**TASK REQUIREMENTS**.
Lift every line from the entries that includes the word "document".
== ITEMS ==
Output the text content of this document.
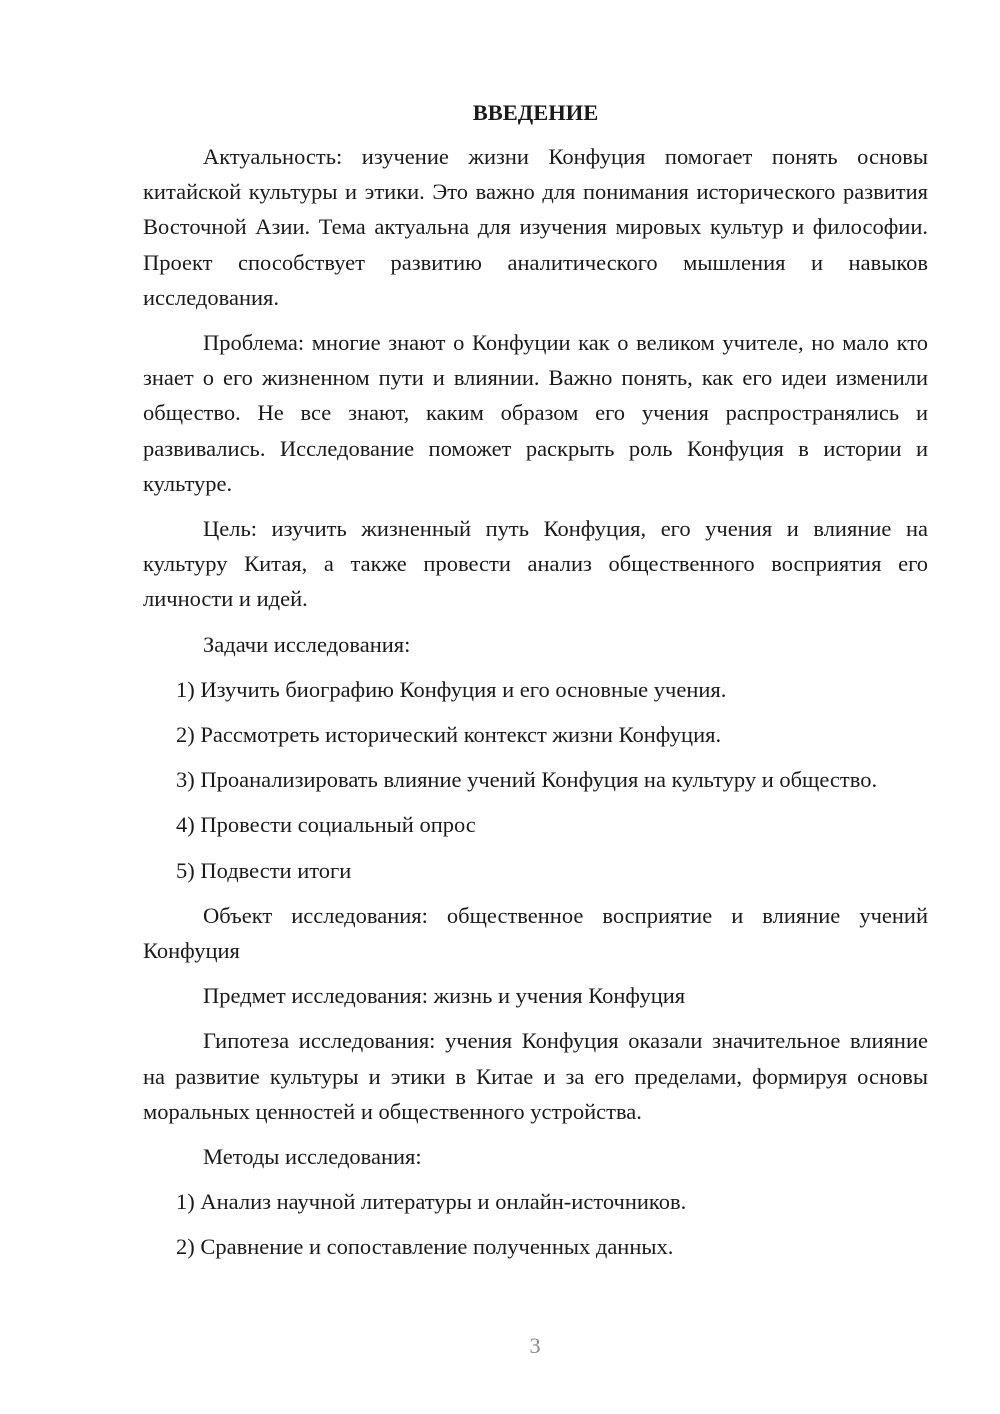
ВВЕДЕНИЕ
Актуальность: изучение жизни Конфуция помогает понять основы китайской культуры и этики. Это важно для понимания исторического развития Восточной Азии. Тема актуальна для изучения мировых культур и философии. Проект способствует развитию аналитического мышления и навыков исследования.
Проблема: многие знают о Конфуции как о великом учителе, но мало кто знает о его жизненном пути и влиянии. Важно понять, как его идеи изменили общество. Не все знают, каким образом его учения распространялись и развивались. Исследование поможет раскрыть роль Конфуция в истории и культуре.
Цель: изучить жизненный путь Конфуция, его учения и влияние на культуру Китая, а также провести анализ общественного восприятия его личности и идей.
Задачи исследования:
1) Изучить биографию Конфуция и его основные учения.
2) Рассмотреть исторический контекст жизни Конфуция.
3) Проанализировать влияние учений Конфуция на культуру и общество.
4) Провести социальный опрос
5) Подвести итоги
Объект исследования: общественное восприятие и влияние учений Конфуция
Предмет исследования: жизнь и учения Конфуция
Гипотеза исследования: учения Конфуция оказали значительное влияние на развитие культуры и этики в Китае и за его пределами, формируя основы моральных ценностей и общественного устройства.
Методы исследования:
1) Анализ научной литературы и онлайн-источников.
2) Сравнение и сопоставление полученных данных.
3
===
== ITEMS ==
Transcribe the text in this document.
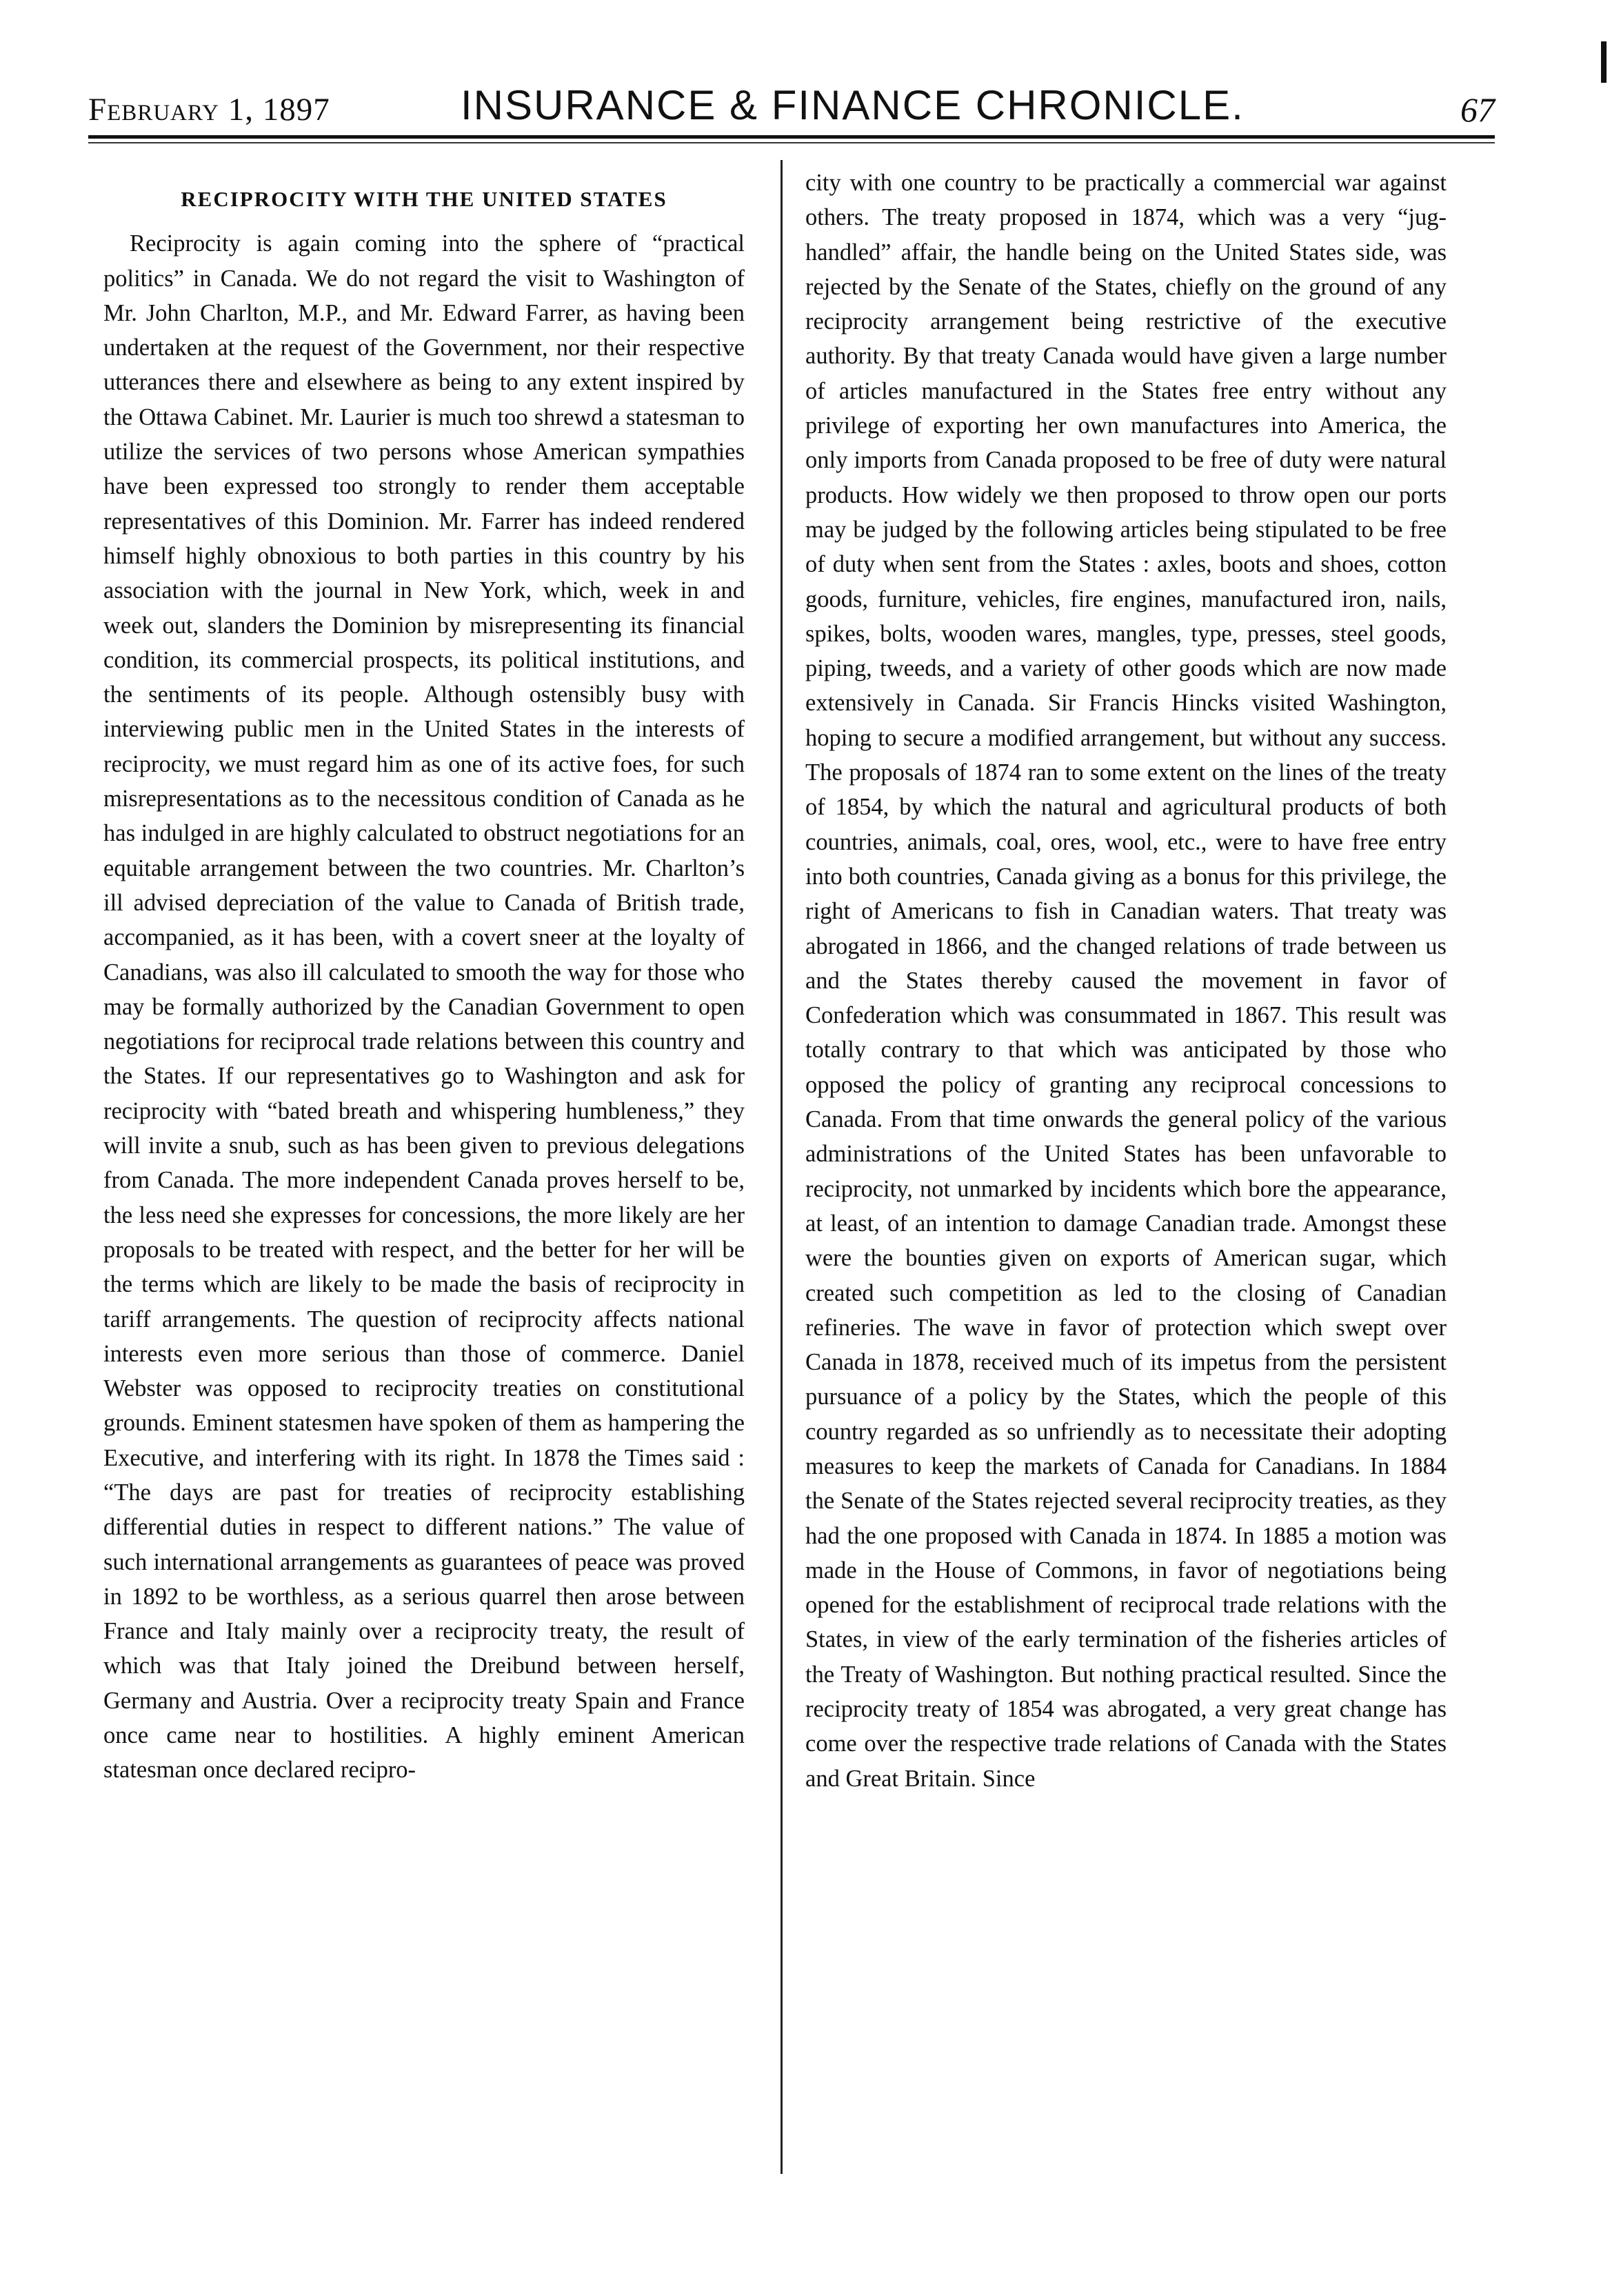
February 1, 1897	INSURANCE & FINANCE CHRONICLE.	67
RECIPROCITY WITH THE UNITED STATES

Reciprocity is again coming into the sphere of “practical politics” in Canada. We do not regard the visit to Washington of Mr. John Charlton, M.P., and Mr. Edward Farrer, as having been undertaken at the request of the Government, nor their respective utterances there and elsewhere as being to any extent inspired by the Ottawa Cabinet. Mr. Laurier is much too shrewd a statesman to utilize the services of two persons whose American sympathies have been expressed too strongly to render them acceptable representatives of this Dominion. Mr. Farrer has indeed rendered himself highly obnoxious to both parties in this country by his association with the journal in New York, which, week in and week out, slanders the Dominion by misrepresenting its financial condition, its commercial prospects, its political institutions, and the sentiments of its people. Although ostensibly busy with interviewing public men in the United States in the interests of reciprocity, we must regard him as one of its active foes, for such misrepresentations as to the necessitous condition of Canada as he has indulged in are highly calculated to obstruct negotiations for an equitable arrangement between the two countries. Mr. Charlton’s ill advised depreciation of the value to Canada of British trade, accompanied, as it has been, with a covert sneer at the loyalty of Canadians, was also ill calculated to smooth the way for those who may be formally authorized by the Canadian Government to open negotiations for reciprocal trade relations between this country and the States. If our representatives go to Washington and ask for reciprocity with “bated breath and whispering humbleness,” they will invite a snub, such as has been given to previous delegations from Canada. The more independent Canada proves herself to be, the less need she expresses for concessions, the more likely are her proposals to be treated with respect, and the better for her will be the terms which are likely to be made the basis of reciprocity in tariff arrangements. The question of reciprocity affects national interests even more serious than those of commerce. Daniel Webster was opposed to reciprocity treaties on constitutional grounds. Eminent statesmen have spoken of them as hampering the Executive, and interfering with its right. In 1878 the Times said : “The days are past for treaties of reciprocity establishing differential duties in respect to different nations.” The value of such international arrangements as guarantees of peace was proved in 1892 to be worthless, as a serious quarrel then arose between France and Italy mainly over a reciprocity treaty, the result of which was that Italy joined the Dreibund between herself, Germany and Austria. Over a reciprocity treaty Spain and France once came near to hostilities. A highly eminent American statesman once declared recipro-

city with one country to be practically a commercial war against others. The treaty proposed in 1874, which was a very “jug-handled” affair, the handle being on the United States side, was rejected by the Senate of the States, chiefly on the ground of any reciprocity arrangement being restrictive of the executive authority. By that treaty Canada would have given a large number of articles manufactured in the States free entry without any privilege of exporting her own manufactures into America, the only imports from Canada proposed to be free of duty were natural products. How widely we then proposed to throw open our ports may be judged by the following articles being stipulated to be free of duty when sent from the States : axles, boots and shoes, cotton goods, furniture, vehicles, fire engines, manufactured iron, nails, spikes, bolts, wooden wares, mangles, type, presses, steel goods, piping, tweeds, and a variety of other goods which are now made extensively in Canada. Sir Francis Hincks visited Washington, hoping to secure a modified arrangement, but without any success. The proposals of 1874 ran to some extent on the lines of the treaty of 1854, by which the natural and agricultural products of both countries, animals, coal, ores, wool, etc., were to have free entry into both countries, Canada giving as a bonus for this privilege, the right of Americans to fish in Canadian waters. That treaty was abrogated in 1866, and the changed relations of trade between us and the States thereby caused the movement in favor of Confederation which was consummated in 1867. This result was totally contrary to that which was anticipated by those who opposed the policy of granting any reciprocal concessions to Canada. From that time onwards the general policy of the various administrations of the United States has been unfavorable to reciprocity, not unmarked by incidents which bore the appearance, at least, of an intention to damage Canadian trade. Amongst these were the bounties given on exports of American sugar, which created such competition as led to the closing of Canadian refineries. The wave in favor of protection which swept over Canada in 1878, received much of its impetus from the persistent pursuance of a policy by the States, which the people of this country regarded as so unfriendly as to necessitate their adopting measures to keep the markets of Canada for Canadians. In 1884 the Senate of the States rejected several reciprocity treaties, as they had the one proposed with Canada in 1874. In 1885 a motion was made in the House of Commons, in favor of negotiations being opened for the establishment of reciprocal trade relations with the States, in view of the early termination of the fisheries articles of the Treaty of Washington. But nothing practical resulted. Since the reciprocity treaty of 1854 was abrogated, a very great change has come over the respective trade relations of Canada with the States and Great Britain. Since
===
**RESPONSE BELOW**.
Output the text content of this document.
Transcribe the text in this document.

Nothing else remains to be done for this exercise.